* **Source material**:
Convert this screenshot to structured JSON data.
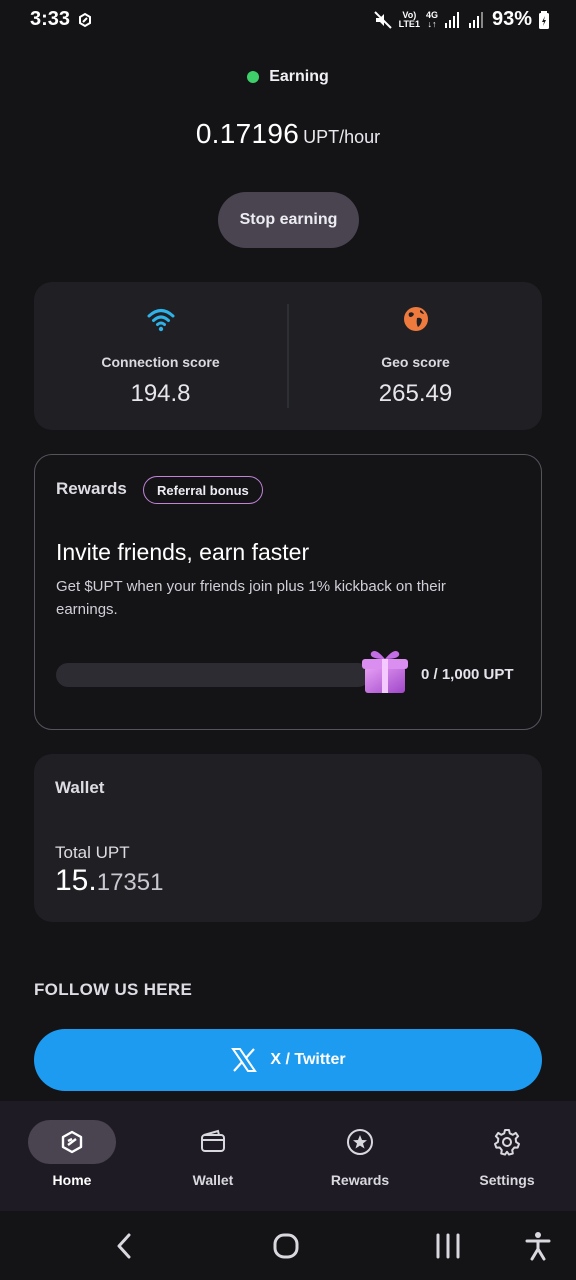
{
  "status_bar": {
    "time": "3:33",
    "network_top": "Vo)",
    "network_bottom": "LTE1",
    "data_type_top": "4G",
    "data_type_bottom": "↓↑",
    "battery": "93%"
  },
  "earning": {
    "status": "Earning",
    "status_color": "#3ecf6b",
    "rate_value": "0.17196",
    "rate_unit": "UPT/hour",
    "stop_button": "Stop earning"
  },
  "scores": {
    "connection_label": "Connection score",
    "connection_value": "194.8",
    "connection_icon": "wifi-icon",
    "geo_label": "Geo score",
    "geo_value": "265.49",
    "geo_icon": "globe-icon"
  },
  "rewards": {
    "title": "Rewards",
    "badge": "Referral bonus",
    "headline": "Invite friends, earn faster",
    "description": "Get $UPT when your friends join plus 1% kickback on their earnings.",
    "progress_fraction": 0,
    "progress_text": "0 / 1,000 UPT",
    "gift_icon": "gift-icon"
  },
  "wallet": {
    "title": "Wallet",
    "total_label": "Total UPT",
    "total_int": "15.",
    "total_dec": "17351"
  },
  "follow": {
    "title": "FOLLOW US HERE",
    "twitter_label": "X / Twitter",
    "twitter_color": "#1d9bf0"
  },
  "nav": {
    "items": [
      {
        "label": "Home",
        "icon": "home-logo-icon",
        "active": true
      },
      {
        "label": "Wallet",
        "icon": "wallet-icon",
        "active": false
      },
      {
        "label": "Rewards",
        "icon": "star-circle-icon",
        "active": false
      },
      {
        "label": "Settings",
        "icon": "gear-icon",
        "active": false
      }
    ]
  },
  "system_nav": {
    "back_icon": "back-chevron-icon",
    "home_icon": "home-circle-icon",
    "recents_icon": "recents-icon",
    "accessibility_icon": "accessibility-icon"
  },
  "theme": {
    "background": "#141417",
    "card": "#1f1f24",
    "accent_purple": "#c184d8"
  }
}
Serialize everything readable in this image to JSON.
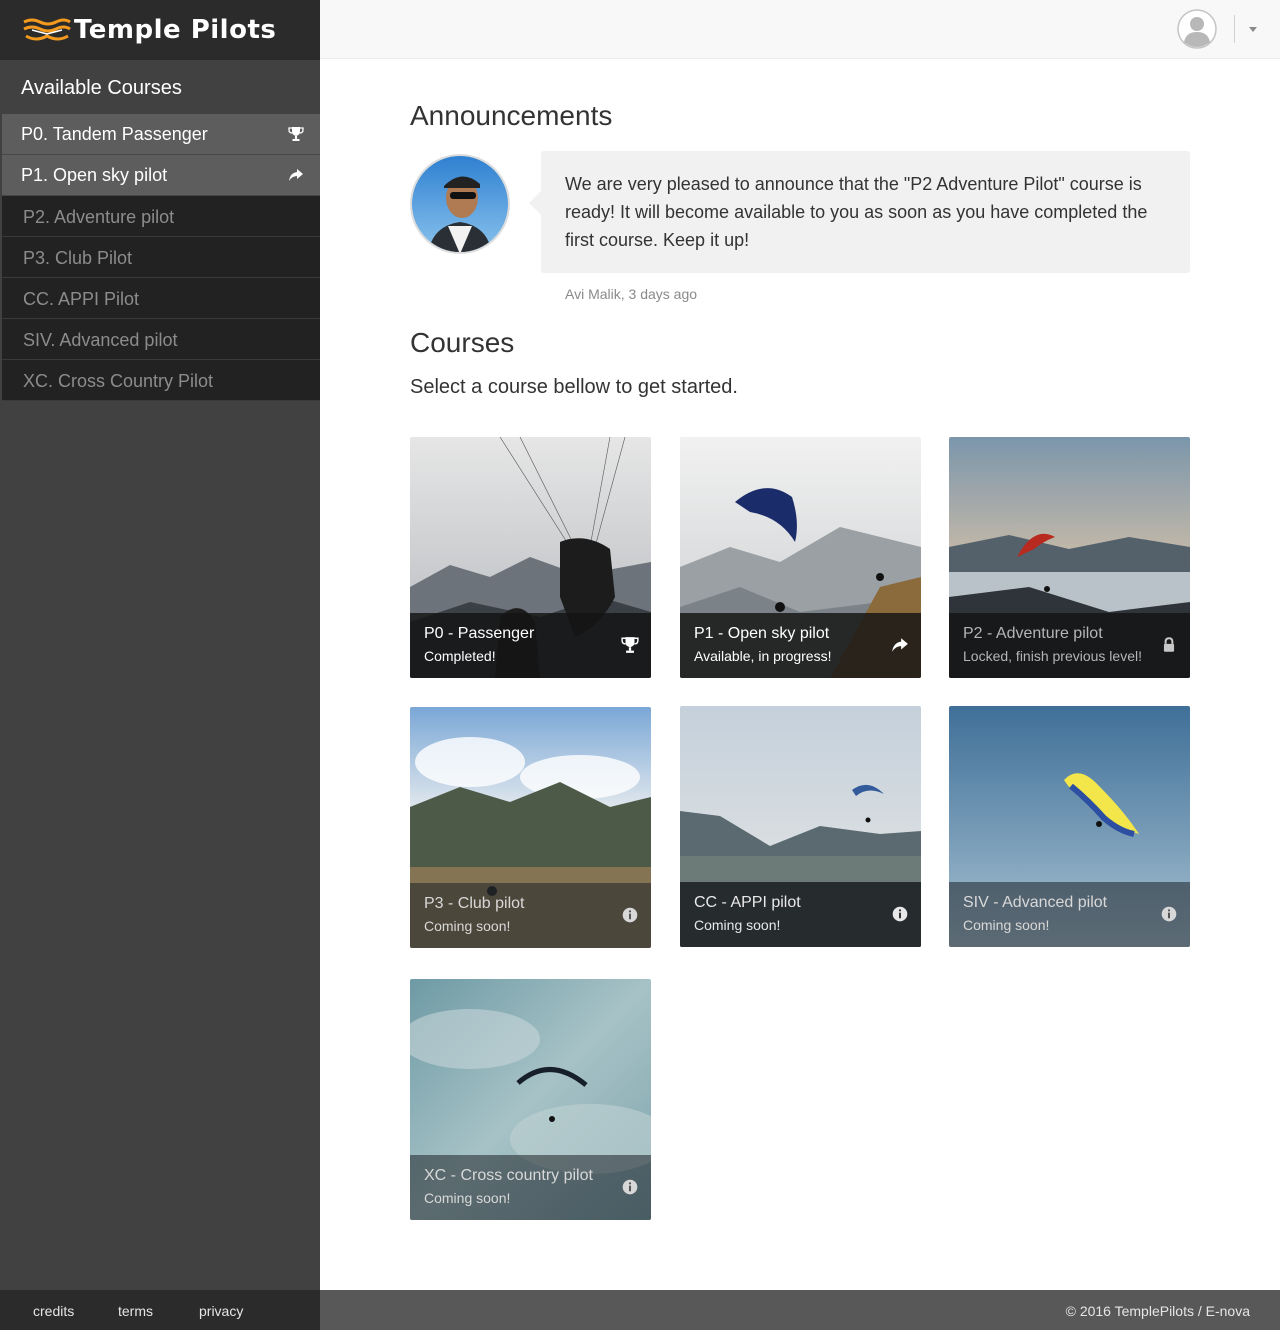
{
  "brand": {
    "name": "Temple Pilots",
    "accent": "#f39a1e"
  },
  "sidebar": {
    "heading": "Available Courses",
    "items": [
      {
        "label": "P0. Tandem Passenger",
        "state": "completed",
        "icon": "trophy-icon"
      },
      {
        "label": "P1. Open sky pilot",
        "state": "in-progress",
        "icon": "share-arrow-icon"
      },
      {
        "label": "P2. Adventure pilot",
        "state": "disabled"
      },
      {
        "label": "P3. Club Pilot",
        "state": "disabled"
      },
      {
        "label": "CC. APPI Pilot",
        "state": "disabled"
      },
      {
        "label": "SIV. Advanced pilot",
        "state": "disabled"
      },
      {
        "label": "XC. Cross Country Pilot",
        "state": "disabled"
      }
    ],
    "footer_links": [
      "credits",
      "terms",
      "privacy"
    ]
  },
  "topbar": {
    "avatar_icon": "user-avatar-icon",
    "dropdown_icon": "caret-down-icon"
  },
  "announcements": {
    "title": "Announcements",
    "message": "We are very pleased to announce that the \"P2 Adventure Pilot\" course is ready! It will become available to you as soon as you have completed the first course. Keep it up!",
    "meta": "Avi Malik, 3 days ago"
  },
  "courses": {
    "title": "Courses",
    "subtitle": "Select a course bellow to get started.",
    "cards": [
      {
        "title": "P0 - Passenger",
        "status": "Completed!",
        "icon": "trophy-icon"
      },
      {
        "title": "P1 - Open sky pilot",
        "status": "Available, in progress!",
        "icon": "share-arrow-icon"
      },
      {
        "title": "P2 - Adventure pilot",
        "status": "Locked, finish previous level!",
        "icon": "lock-icon"
      },
      {
        "title": "P3 - Club pilot",
        "status": "Coming soon!",
        "icon": "info-icon"
      },
      {
        "title": "CC - APPI pilot",
        "status": "Coming soon!",
        "icon": "info-icon"
      },
      {
        "title": "SIV - Advanced pilot",
        "status": "Coming soon!",
        "icon": "info-icon"
      },
      {
        "title": "XC - Cross country pilot",
        "status": "Coming soon!",
        "icon": "info-icon"
      }
    ]
  },
  "footer": {
    "copyright": "© 2016 TemplePilots / E-nova"
  }
}
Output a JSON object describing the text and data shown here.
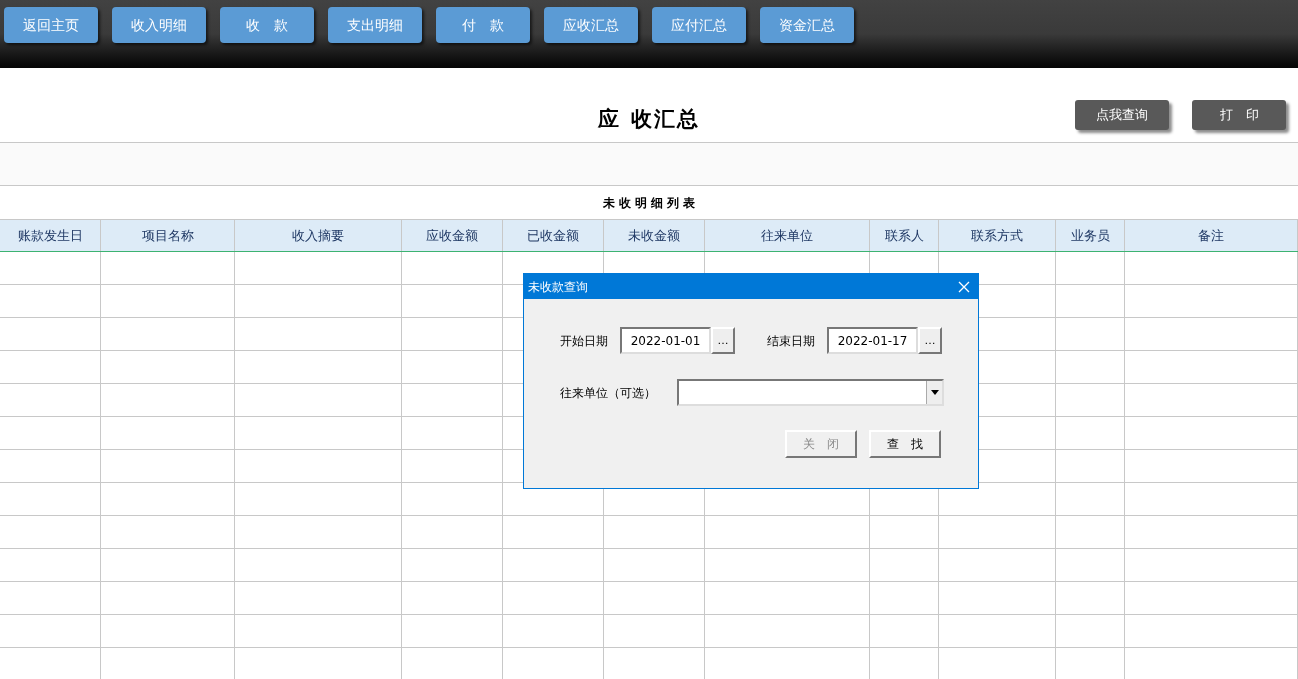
{
  "nav_buttons": [
    "返回主页",
    "收入明细",
    "收　款",
    "支出明细",
    "付　款",
    "应收汇总",
    "应付汇总",
    "资金汇总"
  ],
  "page_title": "应 收汇总",
  "action_buttons": [
    "点我查询",
    "打　印"
  ],
  "table": {
    "title": "未 收 明 细 列 表",
    "columns": [
      "账款发生日",
      "项目名称",
      "收入摘要",
      "应收金额",
      "已收金额",
      "未收金额",
      "往来单位",
      "联系人",
      "联系方式",
      "业务员",
      "备注"
    ]
  },
  "dialog": {
    "title": "未收款查询",
    "start_label": "开始日期",
    "start_value": "2022-01-01",
    "end_label": "结束日期",
    "end_value": "2022-01-17",
    "picker_button": "…",
    "unit_label": "往来单位（可选）",
    "buttons": [
      {
        "label": "关　闭",
        "disabled": true
      },
      {
        "label": "查　找",
        "disabled": false
      }
    ]
  }
}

* **Written request**: Report all lines of the data that include the word "APPI".

* **Final answer**:
        "label": "CC. APPI Pilot",
        "title": "CC - APPI pilot",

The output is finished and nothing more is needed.